#### Do this:
Give the listing again in full, exactly as written.

== Information provided ==

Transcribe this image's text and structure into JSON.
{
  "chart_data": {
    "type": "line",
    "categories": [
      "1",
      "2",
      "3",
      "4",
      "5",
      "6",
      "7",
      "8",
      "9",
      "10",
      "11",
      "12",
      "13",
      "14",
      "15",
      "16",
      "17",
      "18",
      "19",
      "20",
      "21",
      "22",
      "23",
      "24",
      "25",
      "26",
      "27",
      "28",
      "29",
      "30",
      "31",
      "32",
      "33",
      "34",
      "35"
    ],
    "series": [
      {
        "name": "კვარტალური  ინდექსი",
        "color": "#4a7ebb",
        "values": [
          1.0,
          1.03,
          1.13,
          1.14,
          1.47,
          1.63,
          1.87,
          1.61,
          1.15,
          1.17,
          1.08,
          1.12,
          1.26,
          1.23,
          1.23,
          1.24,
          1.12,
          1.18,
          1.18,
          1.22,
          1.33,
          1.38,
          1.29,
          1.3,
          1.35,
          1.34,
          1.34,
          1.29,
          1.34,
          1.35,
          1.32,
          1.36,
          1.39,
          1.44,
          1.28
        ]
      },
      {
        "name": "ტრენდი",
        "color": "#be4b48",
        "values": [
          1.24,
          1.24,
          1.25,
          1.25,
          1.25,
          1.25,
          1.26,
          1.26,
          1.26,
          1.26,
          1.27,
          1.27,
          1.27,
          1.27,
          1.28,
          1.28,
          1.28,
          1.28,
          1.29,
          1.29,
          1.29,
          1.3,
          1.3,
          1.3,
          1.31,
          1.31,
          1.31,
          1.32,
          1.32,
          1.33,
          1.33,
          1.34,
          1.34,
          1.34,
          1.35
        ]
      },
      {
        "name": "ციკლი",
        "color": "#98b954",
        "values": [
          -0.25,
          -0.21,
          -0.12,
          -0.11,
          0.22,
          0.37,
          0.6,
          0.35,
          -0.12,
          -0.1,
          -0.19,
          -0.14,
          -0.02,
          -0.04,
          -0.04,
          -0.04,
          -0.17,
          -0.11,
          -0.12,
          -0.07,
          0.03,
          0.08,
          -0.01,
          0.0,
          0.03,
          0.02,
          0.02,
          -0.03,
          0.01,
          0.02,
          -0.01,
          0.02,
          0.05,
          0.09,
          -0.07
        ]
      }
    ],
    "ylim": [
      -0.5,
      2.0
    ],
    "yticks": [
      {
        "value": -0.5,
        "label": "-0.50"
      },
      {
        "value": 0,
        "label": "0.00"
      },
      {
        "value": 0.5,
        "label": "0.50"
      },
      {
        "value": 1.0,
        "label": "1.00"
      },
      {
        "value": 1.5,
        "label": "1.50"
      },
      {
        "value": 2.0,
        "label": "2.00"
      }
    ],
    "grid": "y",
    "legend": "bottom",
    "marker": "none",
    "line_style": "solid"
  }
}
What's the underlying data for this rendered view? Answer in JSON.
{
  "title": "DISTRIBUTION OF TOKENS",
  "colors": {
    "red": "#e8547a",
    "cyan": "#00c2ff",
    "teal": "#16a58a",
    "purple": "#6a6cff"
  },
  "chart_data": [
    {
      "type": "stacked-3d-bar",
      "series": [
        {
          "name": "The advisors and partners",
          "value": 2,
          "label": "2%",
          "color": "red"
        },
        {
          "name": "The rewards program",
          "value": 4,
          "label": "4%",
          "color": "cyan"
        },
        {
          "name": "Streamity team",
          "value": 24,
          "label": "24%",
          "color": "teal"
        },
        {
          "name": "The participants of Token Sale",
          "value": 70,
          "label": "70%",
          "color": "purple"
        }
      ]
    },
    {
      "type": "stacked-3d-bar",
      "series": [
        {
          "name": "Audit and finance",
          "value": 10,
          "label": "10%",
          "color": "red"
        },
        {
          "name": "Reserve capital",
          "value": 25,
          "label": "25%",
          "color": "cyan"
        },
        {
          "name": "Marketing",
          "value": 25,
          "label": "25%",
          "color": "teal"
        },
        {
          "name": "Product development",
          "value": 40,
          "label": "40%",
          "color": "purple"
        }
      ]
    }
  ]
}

===

#### Task response:
Transcribe this image's text and structure into JSON.
{
  "chart_data": {
    "type": "line",
    "categories": [
      "1",
      "2",
      "3",
      "4",
      "5",
      "6",
      "7",
      "8",
      "9",
      "10",
      "11",
      "12",
      "13",
      "14",
      "15",
      "16",
      "17",
      "18",
      "19",
      "20",
      "21",
      "22",
      "23",
      "24",
      "25",
      "26",
      "27",
      "28",
      "29",
      "30",
      "31",
      "32",
      "33",
      "34",
      "35"
    ],
    "series": [
      {
        "name": "კვარტალური  ინდექსი",
        "color": "#4a7ebb",
        "values": [
          1.0,
          1.03,
          1.13,
          1.14,
          1.47,
          1.63,
          1.87,
          1.61,
          1.15,
          1.17,
          1.08,
          1.12,
          1.26,
          1.23,
          1.23,
          1.24,
          1.12,
          1.18,
          1.18,
          1.22,
          1.33,
          1.38,
          1.29,
          1.3,
          1.35,
          1.34,
          1.34,
          1.29,
          1.34,
          1.35,
          1.32,
          1.36,
          1.39,
          1.44,
          1.28
        ]
      },
      {
        "name": "ტრენდი",
        "color": "#be4b48",
        "values": [
          1.24,
          1.24,
          1.25,
          1.25,
          1.25,
          1.25,
          1.26,
          1.26,
          1.26,
          1.26,
          1.27,
          1.27,
          1.27,
          1.27,
          1.28,
          1.28,
          1.28,
          1.28,
          1.29,
          1.29,
          1.29,
          1.3,
          1.3,
          1.3,
          1.31,
          1.31,
          1.31,
          1.32,
          1.32,
          1.33,
          1.33,
          1.34,
          1.34,
          1.34,
          1.35
        ]
      },
      {
        "name": "ციკლი",
        "color": "#98b954",
        "values": [
          -0.25,
          -0.21,
          -0.12,
          -0.11,
          0.22,
          0.37,
          0.6,
          0.35,
          -0.12,
          -0.1,
          -0.19,
          -0.14,
          -0.02,
          -0.04,
          -0.04,
          -0.04,
          -0.17,
          -0.11,
          -0.12,
          -0.07,
          0.03,
          0.08,
          -0.01,
          0.0,
          0.03,
          0.02,
          0.02,
          -0.03,
          0.01,
          0.02,
          -0.01,
          0.02,
          0.05,
          0.09,
          -0.07
        ]
      }
    ],
    "ylim": [
      -0.5,
      2.0
    ],
    "yticks": [
      {
        "value": -0.5,
        "label": "-0.50"
      },
      {
        "value": 0,
        "label": "0.00"
      },
      {
        "value": 0.5,
        "label": "0.50"
      },
      {
        "value": 1.0,
        "label": "1.00"
      },
      {
        "value": 1.5,
        "label": "1.50"
      },
      {
        "value": 2.0,
        "label": "2.00"
      }
    ],
    "grid": "y",
    "legend": "bottom",
    "marker": "none",
    "line_style": "solid"
  }
}
What's the underlying data for this rendered view? Answer in JSON.
{
  "title": "DISTRIBUTION OF TOKENS",
  "colors": {
    "red": "#e8547a",
    "cyan": "#00c2ff",
    "teal": "#16a58a",
    "purple": "#6a6cff"
  },
  "chart_data": [
    {
      "type": "stacked-3d-bar",
      "series": [
        {
          "name": "The advisors and partners",
          "value": 2,
          "label": "2%",
          "color": "red"
        },
        {
          "name": "The rewards program",
          "value": 4,
          "label": "4%",
          "color": "cyan"
        },
        {
          "name": "Streamity team",
          "value": 24,
          "label": "24%",
          "color": "teal"
        },
        {
          "name": "The participants of Token Sale",
          "value": 70,
          "label": "70%",
          "color": "purple"
        }
      ]
    },
    {
      "type": "stacked-3d-bar",
      "series": [
        {
          "name": "Audit and finance",
          "value": 10,
          "label": "10%",
          "color": "red"
        },
        {
          "name": "Reserve capital",
          "value": 25,
          "label": "25%",
          "color": "cyan"
        },
        {
          "name": "Marketing",
          "value": 25,
          "label": "25%",
          "color": "teal"
        },
        {
          "name": "Product development",
          "value": 40,
          "label": "40%",
          "color": "purple"
        }
      ]
    }
  ]
}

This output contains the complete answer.